SET EXERCISE:
What lines of the data include the string "oggetti"? Copy them all.

[begin RECORDS SUPPLIED]

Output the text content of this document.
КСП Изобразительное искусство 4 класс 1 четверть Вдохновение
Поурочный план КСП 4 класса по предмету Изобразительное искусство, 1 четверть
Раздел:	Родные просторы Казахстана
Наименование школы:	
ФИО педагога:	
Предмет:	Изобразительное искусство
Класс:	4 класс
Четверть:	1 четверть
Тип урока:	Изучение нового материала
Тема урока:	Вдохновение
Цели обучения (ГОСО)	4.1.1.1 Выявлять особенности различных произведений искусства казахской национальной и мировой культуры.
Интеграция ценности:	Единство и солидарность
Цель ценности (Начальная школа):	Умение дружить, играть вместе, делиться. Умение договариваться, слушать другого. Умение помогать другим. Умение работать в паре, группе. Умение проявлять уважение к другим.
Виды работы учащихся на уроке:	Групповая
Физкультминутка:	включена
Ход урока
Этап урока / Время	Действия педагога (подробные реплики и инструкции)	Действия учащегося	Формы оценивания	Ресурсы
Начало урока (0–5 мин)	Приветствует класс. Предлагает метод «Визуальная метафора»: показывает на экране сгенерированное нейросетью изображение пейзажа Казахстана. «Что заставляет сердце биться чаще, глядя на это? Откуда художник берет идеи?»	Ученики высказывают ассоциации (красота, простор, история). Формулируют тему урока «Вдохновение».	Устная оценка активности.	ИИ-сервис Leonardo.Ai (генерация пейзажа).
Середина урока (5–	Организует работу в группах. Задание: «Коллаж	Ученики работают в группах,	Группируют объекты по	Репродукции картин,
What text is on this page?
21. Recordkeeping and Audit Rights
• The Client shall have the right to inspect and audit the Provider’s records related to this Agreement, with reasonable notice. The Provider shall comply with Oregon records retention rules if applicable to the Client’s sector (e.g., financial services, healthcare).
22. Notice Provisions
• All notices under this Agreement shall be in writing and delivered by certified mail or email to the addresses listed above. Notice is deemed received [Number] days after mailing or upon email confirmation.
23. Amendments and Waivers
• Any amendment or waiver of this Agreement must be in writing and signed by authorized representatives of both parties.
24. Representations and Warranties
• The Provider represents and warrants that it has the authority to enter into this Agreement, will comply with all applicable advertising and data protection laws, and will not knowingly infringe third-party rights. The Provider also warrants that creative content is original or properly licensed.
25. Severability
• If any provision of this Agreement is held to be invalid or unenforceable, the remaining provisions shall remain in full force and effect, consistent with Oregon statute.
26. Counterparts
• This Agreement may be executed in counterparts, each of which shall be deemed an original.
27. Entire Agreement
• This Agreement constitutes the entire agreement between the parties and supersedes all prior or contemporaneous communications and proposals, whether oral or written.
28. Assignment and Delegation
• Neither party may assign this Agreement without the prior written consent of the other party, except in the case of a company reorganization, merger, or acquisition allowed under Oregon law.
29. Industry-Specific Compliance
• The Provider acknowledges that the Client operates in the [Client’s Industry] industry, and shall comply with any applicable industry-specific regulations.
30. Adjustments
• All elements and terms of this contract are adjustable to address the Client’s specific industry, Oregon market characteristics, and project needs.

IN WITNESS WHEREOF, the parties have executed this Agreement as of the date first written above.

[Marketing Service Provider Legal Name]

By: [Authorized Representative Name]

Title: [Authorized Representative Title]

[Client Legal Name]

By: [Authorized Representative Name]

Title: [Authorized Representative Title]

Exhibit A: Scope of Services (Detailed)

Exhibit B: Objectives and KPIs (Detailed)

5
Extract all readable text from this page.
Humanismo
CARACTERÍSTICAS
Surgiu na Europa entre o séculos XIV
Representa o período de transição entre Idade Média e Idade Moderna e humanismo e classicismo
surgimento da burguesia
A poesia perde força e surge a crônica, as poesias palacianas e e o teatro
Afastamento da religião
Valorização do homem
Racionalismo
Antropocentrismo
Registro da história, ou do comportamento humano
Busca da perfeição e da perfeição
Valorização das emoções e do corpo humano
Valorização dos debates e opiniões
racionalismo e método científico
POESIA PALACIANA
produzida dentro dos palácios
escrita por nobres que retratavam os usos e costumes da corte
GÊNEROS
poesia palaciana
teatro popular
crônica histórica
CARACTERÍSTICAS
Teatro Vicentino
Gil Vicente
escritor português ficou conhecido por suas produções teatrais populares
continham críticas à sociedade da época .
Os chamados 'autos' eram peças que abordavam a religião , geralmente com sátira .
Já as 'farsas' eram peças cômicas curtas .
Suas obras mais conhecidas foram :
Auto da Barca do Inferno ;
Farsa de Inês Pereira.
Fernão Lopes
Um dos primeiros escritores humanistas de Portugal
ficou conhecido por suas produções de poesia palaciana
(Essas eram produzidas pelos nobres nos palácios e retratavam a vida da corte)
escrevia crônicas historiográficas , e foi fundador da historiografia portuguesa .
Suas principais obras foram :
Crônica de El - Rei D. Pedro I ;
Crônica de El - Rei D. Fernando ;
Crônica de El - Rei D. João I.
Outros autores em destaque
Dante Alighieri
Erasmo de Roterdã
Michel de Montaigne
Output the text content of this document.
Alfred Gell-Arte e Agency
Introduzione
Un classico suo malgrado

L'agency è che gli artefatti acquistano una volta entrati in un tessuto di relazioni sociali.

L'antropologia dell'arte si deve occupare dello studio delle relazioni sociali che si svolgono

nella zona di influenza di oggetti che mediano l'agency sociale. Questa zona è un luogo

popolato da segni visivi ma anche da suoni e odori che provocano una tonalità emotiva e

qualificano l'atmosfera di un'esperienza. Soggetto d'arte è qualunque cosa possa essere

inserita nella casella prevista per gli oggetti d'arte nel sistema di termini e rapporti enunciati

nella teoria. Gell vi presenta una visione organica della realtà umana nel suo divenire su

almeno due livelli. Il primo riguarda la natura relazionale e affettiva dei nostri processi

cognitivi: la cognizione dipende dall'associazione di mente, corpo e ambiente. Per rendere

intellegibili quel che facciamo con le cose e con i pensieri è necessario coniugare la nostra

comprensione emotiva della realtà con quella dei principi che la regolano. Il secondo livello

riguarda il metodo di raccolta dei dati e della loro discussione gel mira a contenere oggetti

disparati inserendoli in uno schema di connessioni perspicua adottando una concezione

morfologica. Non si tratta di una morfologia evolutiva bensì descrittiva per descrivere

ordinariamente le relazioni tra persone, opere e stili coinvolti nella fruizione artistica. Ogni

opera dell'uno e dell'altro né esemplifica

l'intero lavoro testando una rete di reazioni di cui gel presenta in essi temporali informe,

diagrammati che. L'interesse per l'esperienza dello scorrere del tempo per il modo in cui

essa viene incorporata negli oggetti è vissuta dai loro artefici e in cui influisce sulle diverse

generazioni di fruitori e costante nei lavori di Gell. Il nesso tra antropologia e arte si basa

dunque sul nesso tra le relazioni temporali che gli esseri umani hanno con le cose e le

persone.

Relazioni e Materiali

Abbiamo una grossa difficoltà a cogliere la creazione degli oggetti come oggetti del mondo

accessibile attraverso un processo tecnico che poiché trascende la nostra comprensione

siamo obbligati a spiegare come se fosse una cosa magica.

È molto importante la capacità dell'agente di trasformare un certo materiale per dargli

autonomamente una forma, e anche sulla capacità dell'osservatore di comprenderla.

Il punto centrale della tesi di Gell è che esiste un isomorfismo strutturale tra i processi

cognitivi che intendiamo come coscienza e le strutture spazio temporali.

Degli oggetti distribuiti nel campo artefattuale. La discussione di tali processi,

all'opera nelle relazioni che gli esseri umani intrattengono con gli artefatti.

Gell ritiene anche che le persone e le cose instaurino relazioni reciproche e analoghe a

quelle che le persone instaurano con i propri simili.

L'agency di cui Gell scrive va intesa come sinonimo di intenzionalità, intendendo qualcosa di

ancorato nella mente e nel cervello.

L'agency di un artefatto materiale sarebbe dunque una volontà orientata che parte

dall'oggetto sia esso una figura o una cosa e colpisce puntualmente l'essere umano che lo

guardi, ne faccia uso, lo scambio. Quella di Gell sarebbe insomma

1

[end RECORDS SUPPLIED]

OUTPUT FOR THIS EXERCISE:
nella zona di influenza di oggetti che mediano l'agency sociale. Questa zona è un luogo
inserita nella casella prevista per gli oggetti d'arte nel sistema di termini e rapporti enunciati
riguarda il metodo di raccolta dei dati e della loro discussione gel mira a contenere oggetti
essa viene incorporata negli oggetti è vissuta dai loro artefici e in cui influisce sulle diverse
Abbiamo una grossa difficoltà a cogliere la creazione degli oggetti come oggetti del mondo
Degli oggetti distribuiti nel campo artefattuale. La discussione di tali processi,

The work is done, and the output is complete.